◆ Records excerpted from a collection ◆
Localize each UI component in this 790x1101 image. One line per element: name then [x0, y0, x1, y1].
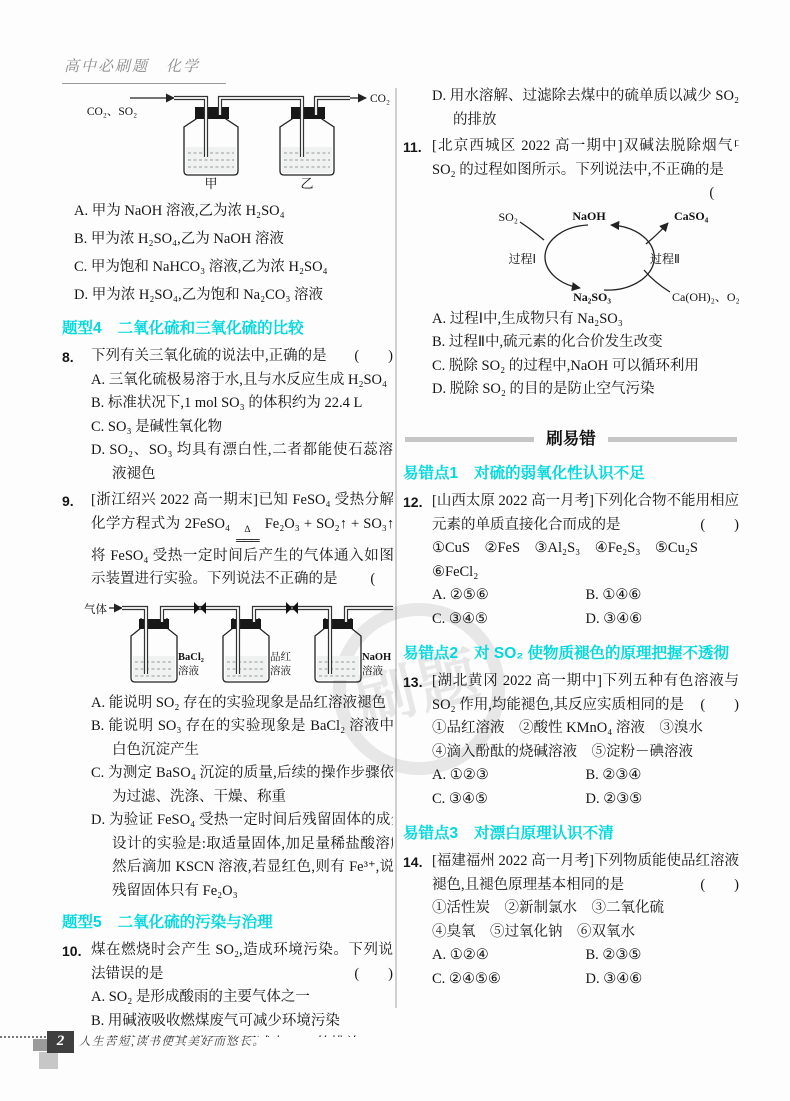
question-number: 13. — [403, 670, 432, 811]
delta-equals-symbol: Δ═══ — [236, 526, 259, 545]
question-number: 12. — [403, 490, 432, 631]
desulfurization-cycle-diagram: SO₂ NaOH CaSO₄ 过程Ⅰ 过程Ⅱ Na₂SO₃ Ca(OH)₂、O₂ — [448, 206, 739, 306]
caso4-label: CaSO₄ — [674, 209, 709, 223]
footer-dotted-rule — [0, 1036, 46, 1038]
outlet-gas-label: CO₂ — [370, 93, 390, 105]
mistake-title: 对漂白原理认识不清 — [474, 825, 614, 842]
answer-bracket: ( ) — [354, 963, 393, 987]
column-divider — [395, 88, 397, 1008]
option: D. 甲为浓 H₂SO₄,乙为饱和 Na₂CO₃ 溶液 — [74, 281, 393, 309]
option: A. ②⑤⑥ — [432, 584, 586, 608]
option: C. ③④⑤ — [432, 608, 586, 632]
question-10: 10. 煤在燃烧时会产生 SO₂,造成环境污染。下列说法错误的是( ) A. S… — [62, 939, 393, 1037]
section-tag: 题型5 — [62, 914, 102, 931]
right-column: D. 用水溶解、过滤除去煤中的硫单质以减少 SO₂ 的排放 11. [北京西城区… — [403, 85, 739, 1050]
workbook-page: 高中必刷题 化学 刷题 CO₂、SO₂ — [0, 0, 790, 1101]
question-stem: 煤在燃烧时会产生 SO₂,造成环境污染。下列说法错误的是 — [91, 942, 393, 982]
question-11: 11. [北京西城区 2022 高一期中]双碱法脱除烟气中 SO₂ 的过程如图所… — [403, 135, 739, 402]
option: C. ②④⑤⑥ — [432, 968, 586, 992]
naoh-label: NaOH — [572, 209, 606, 223]
footer-deco-square — [33, 1039, 47, 1051]
jar1-label: 甲 — [204, 176, 217, 191]
numbered-choices: ①CuS ②FeS ③Al₂S₃ ④Fe₂S₃ ⑤Cu₂S ⑥FeCl₂ — [432, 537, 739, 584]
mistake-tag: 易错点1 — [403, 465, 458, 482]
choice-line: ①品红溶液 ②酸性 KMnO₄ 溶液 ③溴水 — [432, 717, 739, 741]
option: B. 标准状况下,1 mol SO₃ 的体积约为 22.4 L — [91, 392, 393, 416]
section-tag: 题型4 — [62, 320, 102, 337]
question-stem: [山西太原 2022 高一月考]下列化合物不能用相应元素的单质直接化合而成的是 — [432, 493, 739, 533]
options-grid: A. ①②④ B. ②③⑤ C. ②④⑤⑥ D. ③④⑥ — [432, 944, 739, 991]
option: D. ③④⑥ — [586, 968, 740, 992]
option: A. ①②③ — [432, 764, 586, 788]
bottle1-reagent-label: 溶液 — [178, 664, 199, 677]
mistake-point-3-header: 易错点3对漂白原理认识不清 — [403, 823, 739, 845]
na2so3-label: Na₂SO₃ — [573, 290, 611, 304]
bottle2-reagent-label: 溶液 — [270, 664, 291, 677]
option: B. ②③④ — [586, 764, 740, 788]
jar2-label: 乙 — [300, 176, 313, 191]
process2-label: 过程Ⅱ — [650, 251, 680, 266]
answer-bracket: ( ) — [700, 694, 739, 718]
question-8: 8. 下列有关三氧化硫的说法中,正确的是( ) A. 三氧化硫极易溶于水,且与水… — [62, 345, 393, 486]
question-number: 11. — [403, 135, 432, 402]
option: B. 甲为浓 H₂SO₄,乙为 NaOH 溶液 — [74, 225, 393, 253]
option: A. 能说明 SO₂ 存在的实验现象是品红溶液褪色 — [91, 692, 393, 716]
gas-washing-bottles-diagram: CO₂、SO₂ CO₂ 甲 乙 — [72, 85, 392, 191]
option: B. 能说明 SO₃ 存在的实验现象是 BaCl₂ 溶液中有白色沉淀产生 — [91, 715, 393, 762]
question-stem: [湖北黄冈 2022 高一期中]下列五种有色溶液与 SO₂ 作用,均能褪色,其反… — [432, 673, 739, 713]
three-bottle-apparatus-diagram: 气体 — [73, 594, 393, 690]
so2-label: SO₂ — [498, 210, 518, 224]
option: D. 脱除 SO₂ 的目的是防止空气污染 — [432, 378, 739, 402]
numbered-choices: ①活性炭 ②新制氯水 ③二氧化硫 ④臭氧 ⑤过氧化钠 ⑥双氧水 — [432, 897, 739, 944]
option: D. SO₂、SO₃ 均具有漂白性,二者都能使石蕊溶液褪色 — [91, 439, 393, 486]
book-header: 高中必刷题 化学 — [62, 56, 226, 84]
option: D. 为验证 FeSO₄ 受热一定时间后残留固体的成分,设计的实验是:取适量固体… — [91, 809, 393, 903]
process1-label: 过程Ⅰ — [508, 251, 536, 266]
option: A. 甲为 NaOH 溶液,乙为浓 H₂SO₄ — [74, 197, 393, 225]
option: D. ③④⑥ — [586, 608, 740, 632]
left-column: CO₂、SO₂ CO₂ 甲 乙 A. 甲 — [62, 85, 393, 1037]
option: D. ②③⑤ — [586, 788, 740, 812]
option: B. 用碱液吸收燃煤废气可减少环境污染 — [91, 1010, 393, 1034]
answer-bracket: ( ) — [354, 345, 393, 369]
question-stem: [福建福州 2022 高一月考]下列物质能使品红溶液褪色,且褪色原理基本相同的是 — [432, 853, 739, 893]
choice-line: ①CuS ②FeS ③Al₂S₃ ④Fe₂S₃ ⑤Cu₂S — [432, 537, 739, 561]
page-number-badge: 2 — [47, 1031, 74, 1053]
question-number: 14. — [403, 850, 432, 991]
banner-rule — [608, 437, 737, 442]
option: A. 过程Ⅰ中,生成物只有 Na₂SO₃ — [432, 308, 739, 332]
question-13: 13. [湖北黄冈 2022 高一期中]下列五种有色溶液与 SO₂ 作用,均能褪… — [403, 670, 739, 811]
option: B. 过程Ⅱ中,硫元素的化合价发生改变 — [432, 331, 739, 355]
answer-bracket: ( ) — [370, 568, 393, 592]
question-10-option-d: D. 用水溶解、过滤除去煤中的硫单质以减少 SO₂ 的排放 — [432, 85, 739, 132]
bottle1-reagent-label: BaCl₂ — [178, 652, 204, 663]
choice-line: ④滴入酚酞的烧碱溶液 ⑤淀粉－碘溶液 — [432, 741, 739, 765]
option: C. 往燃煤中混入生石灰,可减少 SO₂ 的排放 — [91, 1033, 393, 1037]
mistake-tag: 易错点2 — [403, 645, 458, 662]
footer-deco-square — [39, 1052, 58, 1069]
option: A. ①②④ — [432, 944, 586, 968]
option: B. ②③⑤ — [586, 944, 740, 968]
option: C. ③④⑤ — [432, 788, 586, 812]
mistake-title: 对 SO₂ 使物质褪色的原理把握不透彻 — [474, 645, 729, 662]
question-number: 9. — [62, 489, 91, 903]
option: C. SO₃ 是碱性氧化物 — [91, 416, 393, 440]
banner-title: 刷易错 — [546, 428, 596, 452]
gas-inlet-label: 气体 — [84, 602, 107, 616]
mistake-title: 对硫的弱氧化性认识不足 — [474, 465, 645, 482]
caoh2-o2-label: Ca(OH)₂、O₂ — [672, 290, 739, 304]
option: B. ①④⑥ — [586, 584, 740, 608]
choice-line: ①活性炭 ②新制氯水 ③二氧化硫 — [432, 897, 739, 921]
section-header-type5: 题型5二氧化硫的污染与治理 — [62, 912, 393, 934]
question-9: 9. [浙江绍兴 2022 高一期末]已知 FeSO₄ 受热分解的化学方程式为 … — [62, 489, 393, 903]
options-grid: A. ①②③ B. ②③④ C. ③④⑤ D. ②③⑤ — [432, 764, 739, 811]
question-7-options: A. 甲为 NaOH 溶液,乙为浓 H₂SO₄ B. 甲为浓 H₂SO₄,乙为 … — [62, 197, 393, 309]
inlet-gas-label: CO₂、SO₂ — [87, 106, 137, 118]
section-title: 二氧化硫和三氧化硫的比较 — [118, 320, 304, 337]
choice-line: ④臭氧 ⑤过氧化钠 ⑥双氧水 — [432, 921, 739, 945]
bottle3-reagent-label: NaOH — [362, 652, 391, 663]
options-grid: A. ②⑤⑥ B. ①④⑥ C. ③④⑤ D. ③④⑥ — [432, 584, 739, 631]
mistake-tag: 易错点3 — [403, 825, 458, 842]
option: C. 甲为饱和 NaHCO₃ 溶液,乙为浓 H₂SO₄ — [74, 253, 393, 281]
mistake-point-2-header: 易错点2对 SO₂ 使物质褪色的原理把握不透彻 — [403, 643, 739, 665]
question-number: 8. — [62, 345, 91, 486]
question-14: 14. [福建福州 2022 高一月考]下列物质能使品红溶液褪色,且褪色原理基本… — [403, 850, 739, 991]
option: A. 三氧化硫极易溶于水,且与水反应生成 H₂SO₄ — [91, 369, 393, 393]
numbered-choices: ①品红溶液 ②酸性 KMnO₄ 溶液 ③溴水 ④滴入酚酞的烧碱溶液 ⑤淀粉－碘溶… — [432, 717, 739, 764]
error-prone-banner: 刷易错 — [405, 428, 737, 452]
answer-bracket: ( ) — [700, 874, 739, 898]
question-stem: 下列有关三氧化硫的说法中,正确的是 — [91, 348, 327, 364]
section-header-type4: 题型4二氧化硫和三氧化硫的比较 — [62, 318, 393, 340]
question-number: 10. — [62, 939, 91, 1037]
bottle2-reagent-label: 品红 — [270, 651, 291, 663]
answer-bracket: ( ) — [709, 182, 739, 206]
answer-bracket: ( ) — [700, 514, 739, 538]
section-title: 二氧化硫的污染与治理 — [118, 914, 273, 931]
option: A. SO₂ 是形成酸雨的主要气体之一 — [91, 986, 393, 1010]
mistake-point-1-header: 易错点1对硫的弱氧化性认识不足 — [403, 463, 739, 485]
option: C. 脱除 SO₂ 的过程中,NaOH 可以循环利用 — [432, 355, 739, 379]
bottle3-reagent-label: 溶液 — [362, 664, 383, 677]
option: C. 为测定 BaSO₄ 沉淀的质量,后续的操作步骤依次为过滤、洗涤、干燥、称重 — [91, 762, 393, 809]
choice-line: ⑥FeCl₂ — [432, 561, 739, 585]
question-stem: [北京西城区 2022 高一期中]双碱法脱除烟气中 SO₂ 的过程如图所示。下列… — [432, 138, 739, 178]
banner-rule — [405, 437, 534, 442]
question-12: 12. [山西太原 2022 高一月考]下列化合物不能用相应元素的单质直接化合而… — [403, 490, 739, 631]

◆ Brief ◆
Write out the lines of the records verbatim, beginning at the line that contains "question-number: 13. — [403, 670, 432, 811]" and stopping after the line that contains "outlet-gas-label: CO₂ — [370, 93, 390, 105]".

◆ Reply ◆
question-number: 13. — [403, 670, 432, 811]
delta-equals-symbol: Δ═══ — [236, 526, 259, 545]
question-number: 12. — [403, 490, 432, 631]
desulfurization-cycle-diagram: SO₂ NaOH CaSO₄ 过程Ⅰ 过程Ⅱ Na₂SO₃ Ca(OH)₂、O₂ — [448, 206, 739, 306]
caso4-label: CaSO₄ — [674, 209, 709, 223]
footer-dotted-rule — [0, 1036, 46, 1038]
outlet-gas-label: CO₂ — [370, 93, 390, 105]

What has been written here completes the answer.